PASSAGE SHOWN
I think every church would benefit from giving a seminar on how to dress like a woman of God, the seminar should include pictures of appropriate clothing.  For the women who always complain that they don't want to look frumpy, there is a difference between looking like a frump and looking like a woman of the night.  You can be fashionable and elegant....2 of the ultimate fashion icons (Jackie O. and Audrey Hepburn) epitomized feminine style and elegance.....take a page out of their book.

I have been guilty of the above, but thank God for Jesus.


----------



## LucieLoo12 (Nov 9, 2011)

I agree that we dont walk around in potato sack, but can I can honestly say when i go into the store and pick out something, the last thing on my mind is attracting someone with this. I may get it because I think the design is nice/cute or because its on sale , but I dont go in there with agenda to be "fine" or show my shape..my style of dress is pretty simple...I dont dress with the agenda to "shine" or get lookers....but thats just me..im just saying



Guitarhero said:


> Well, that's what I'm saying...all this making selves up and whatnot...sexy or presentable in a feminine way? Same thing! It's meant to attract - otherwise, folks would go through life in a potato sack.  Where do we draw the line? Is a tank tee sinful? Is one inch of cleavage sinful? Jewelry? The H-ly Spirit (HS???) operating in you might not look the same as that of another person. There's definitely a congruent factor in what it is to be a christian but potato sack is not it.

DATASET CONTENT
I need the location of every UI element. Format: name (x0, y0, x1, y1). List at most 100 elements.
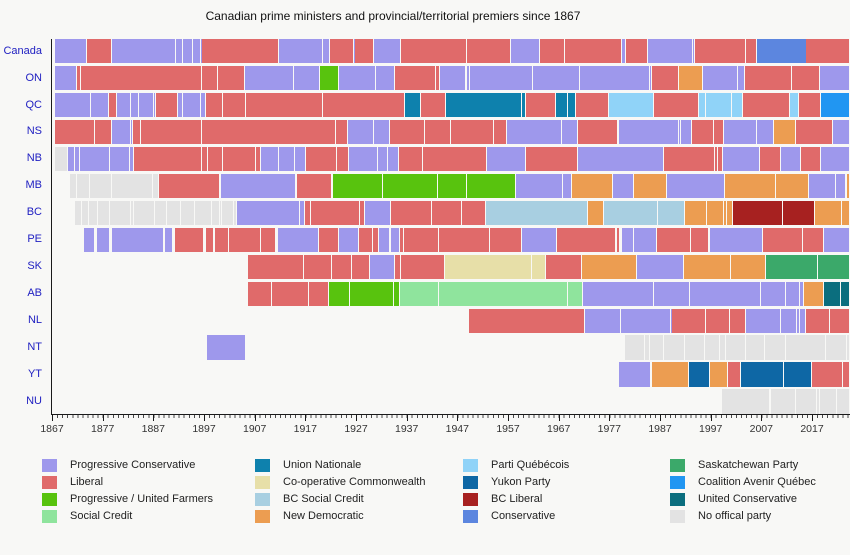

REQUIRED ACTIONS
[a] Please repeat word for word the part of the forum thread on modest dress that opens with the words containing "I think every" and closes with "(Nov 9, 2011)".
[b] Which two fashion icons does the forum thread on modest dress name as examples of feminine style and elegance?

ANSWERS PROVIDED
[a]
I think every church would benefit from giving a seminar on how to dress like a woman of God, the seminar should include pictures of appropriate clothing.  For the women who always complain that they don't want to look frumpy, there is a difference between looking like a frump and looking like a woman of the night.  You can be fashionable and elegant....2 of the ultimate fashion icons (Jackie O. and Audrey Hepburn) epitomized feminine style and elegance.....take a page out of their book.

I have been guilty of the above, but thank God for Jesus.


----------



## LucieLoo12 (Nov 9, 2011)

[b] Jackie O. and Audrey Hepburn